══ Data shown

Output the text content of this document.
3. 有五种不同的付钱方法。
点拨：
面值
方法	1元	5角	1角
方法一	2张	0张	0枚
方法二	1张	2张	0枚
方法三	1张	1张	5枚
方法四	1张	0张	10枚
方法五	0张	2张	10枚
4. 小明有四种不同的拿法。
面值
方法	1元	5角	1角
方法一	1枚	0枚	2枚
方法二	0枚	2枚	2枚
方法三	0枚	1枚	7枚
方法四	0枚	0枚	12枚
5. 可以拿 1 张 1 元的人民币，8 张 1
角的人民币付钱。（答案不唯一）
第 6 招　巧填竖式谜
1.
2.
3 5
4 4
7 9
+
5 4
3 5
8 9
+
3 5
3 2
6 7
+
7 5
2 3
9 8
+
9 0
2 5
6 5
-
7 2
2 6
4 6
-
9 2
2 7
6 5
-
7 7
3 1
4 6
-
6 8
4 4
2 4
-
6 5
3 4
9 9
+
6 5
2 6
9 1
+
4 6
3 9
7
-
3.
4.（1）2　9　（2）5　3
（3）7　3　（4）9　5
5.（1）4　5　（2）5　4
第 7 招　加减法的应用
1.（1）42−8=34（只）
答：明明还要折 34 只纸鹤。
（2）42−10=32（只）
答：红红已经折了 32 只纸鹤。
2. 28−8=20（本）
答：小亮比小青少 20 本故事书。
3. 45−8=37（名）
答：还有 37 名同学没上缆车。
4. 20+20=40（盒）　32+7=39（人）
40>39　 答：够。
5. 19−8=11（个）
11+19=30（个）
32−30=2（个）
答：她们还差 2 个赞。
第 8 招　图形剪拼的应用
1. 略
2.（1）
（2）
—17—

════

* Set problem:
Output all of the data again, exactly.

* Correct result:
Output the text content of this document.
3. 有五种不同的付钱方法。
点拨：
面值
方法	1元	5角	1角
方法一	2张	0张	0枚
方法二	1张	2张	0枚
方法三	1张	1张	5枚
方法四	1张	0张	10枚
方法五	0张	2张	10枚
4. 小明有四种不同的拿法。
面值
方法	1元	5角	1角
方法一	1枚	0枚	2枚
方法二	0枚	2枚	2枚
方法三	0枚	1枚	7枚
方法四	0枚	0枚	12枚
5. 可以拿 1 张 1 元的人民币，8 张 1
角的人民币付钱。（答案不唯一）
第 6 招　巧填竖式谜
1.
2.
3 5
4 4
7 9
+
5 4
3 5
8 9
+
3 5
3 2
6 7
+
7 5
2 3
9 8
+
9 0
2 5
6 5
-
7 2
2 6
4 6
-
9 2
2 7
6 5
-
7 7
3 1
4 6
-
6 8
4 4
2 4
-
6 5
3 4
9 9
+
6 5
2 6
9 1
+
4 6
3 9
7
-
3.
4.（1）2　9　（2）5　3
（3）7　3　（4）9　5
5.（1）4　5　（2）5　4
第 7 招　加减法的应用
1.（1）42−8=34（只）
答：明明还要折 34 只纸鹤。
（2）42−10=32（只）
答：红红已经折了 32 只纸鹤。
2. 28−8=20（本）
答：小亮比小青少 20 本故事书。
3. 45−8=37（名）
答：还有 37 名同学没上缆车。
4. 20+20=40（盒）　32+7=39（人）
40>39　 答：够。
5. 19−8=11（个）
11+19=30（个）
32−30=2（个）
答：她们还差 2 个赞。
第 8 招　图形剪拼的应用
1. 略
2.（1）
（2）
—17—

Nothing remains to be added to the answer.